→ **EXERCISE REQUIREMENTS**: From the listing below, count the lines where the string "subtitle" occurs. Give the number, with no other words.

→ **Stored data entries**:
## start

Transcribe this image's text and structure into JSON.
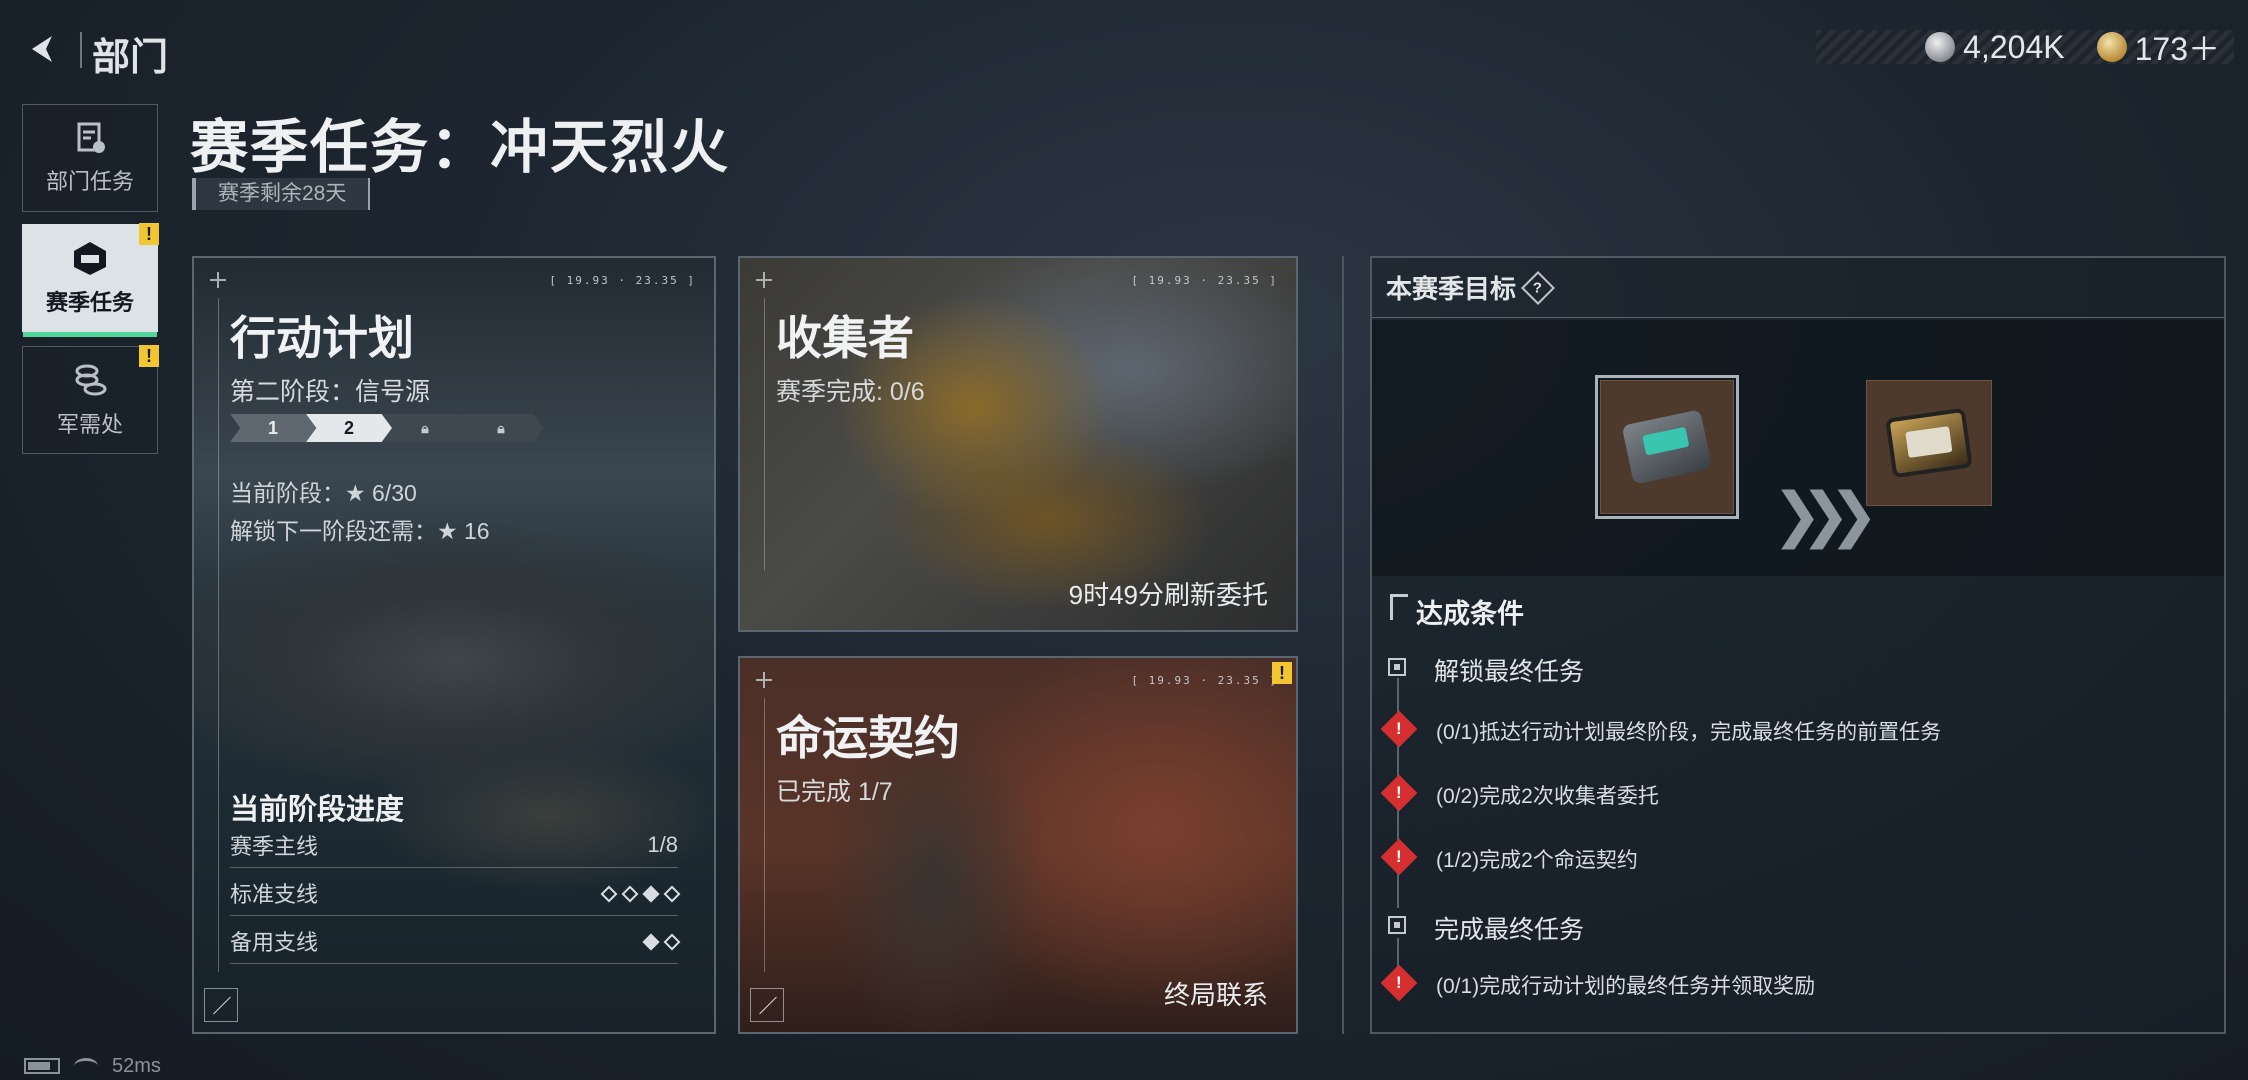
{
  "topbar": {
    "title": "部门",
    "currency_silver": "4,204K",
    "currency_gold": "173＋"
  },
  "sidebar": {
    "items": [
      {
        "label": "部门任务",
        "active": false,
        "warn": false
      },
      {
        "label": "赛季任务",
        "active": true,
        "warn": true
      },
      {
        "label": "军需处",
        "active": false,
        "warn": true
      }
    ],
    "warn_mark": "!"
  },
  "header": {
    "title": "赛季任务：冲天烈火",
    "remaining": "赛季剩余28天"
  },
  "cards": {
    "operation": {
      "title": "行动计划",
      "subtitle": "第二阶段：信号源",
      "stages": [
        "1",
        "2"
      ],
      "stat1": "当前阶段：★ 6/30",
      "stat2": "解锁下一阶段还需：★ 16",
      "progress_title": "当前阶段进度",
      "rows": [
        {
          "label": "赛季主线",
          "value": "1/8"
        },
        {
          "label": "标准支线",
          "diamonds": [
            0,
            0,
            1,
            0
          ]
        },
        {
          "label": "备用支线",
          "diamonds": [
            1,
            0
          ]
        }
      ],
      "coord": "[ 19.93 · 23.35 ]"
    },
    "collector": {
      "title": "收集者",
      "subtitle": "赛季完成: 0/6",
      "refresh": "9时49分刷新委托",
      "coord": "[ 19.93 · 23.35 ]"
    },
    "fate": {
      "title": "命运契约",
      "subtitle": "已完成 1/7",
      "footer": "终局联系",
      "coord": "[ 19.93 · 23.35 ]"
    }
  },
  "goal": {
    "title": "本赛季目标",
    "help": "?",
    "conditions_title": "达成条件",
    "groups": [
      {
        "label": "解锁最终任务",
        "reqs": [
          "(0/1)抵达行动计划最终阶段，完成最终任务的前置任务",
          "(0/2)完成2次收集者委托",
          "(1/2)完成2个命运契约"
        ]
      },
      {
        "label": "完成最终任务",
        "reqs": [
          "(0/1)完成行动计划的最终任务并领取奖励"
        ]
      }
    ],
    "alert_mark": "!",
    "arrows": "❯❯❯"
  },
  "status": {
    "ping": "52ms"
  },
  "colors": {
    "accent_green": "#52d69a",
    "warn_yellow": "#f2c630",
    "alert_red": "#d62f2f"
  }
}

## end

→ **RESPONSE BELOW**: 3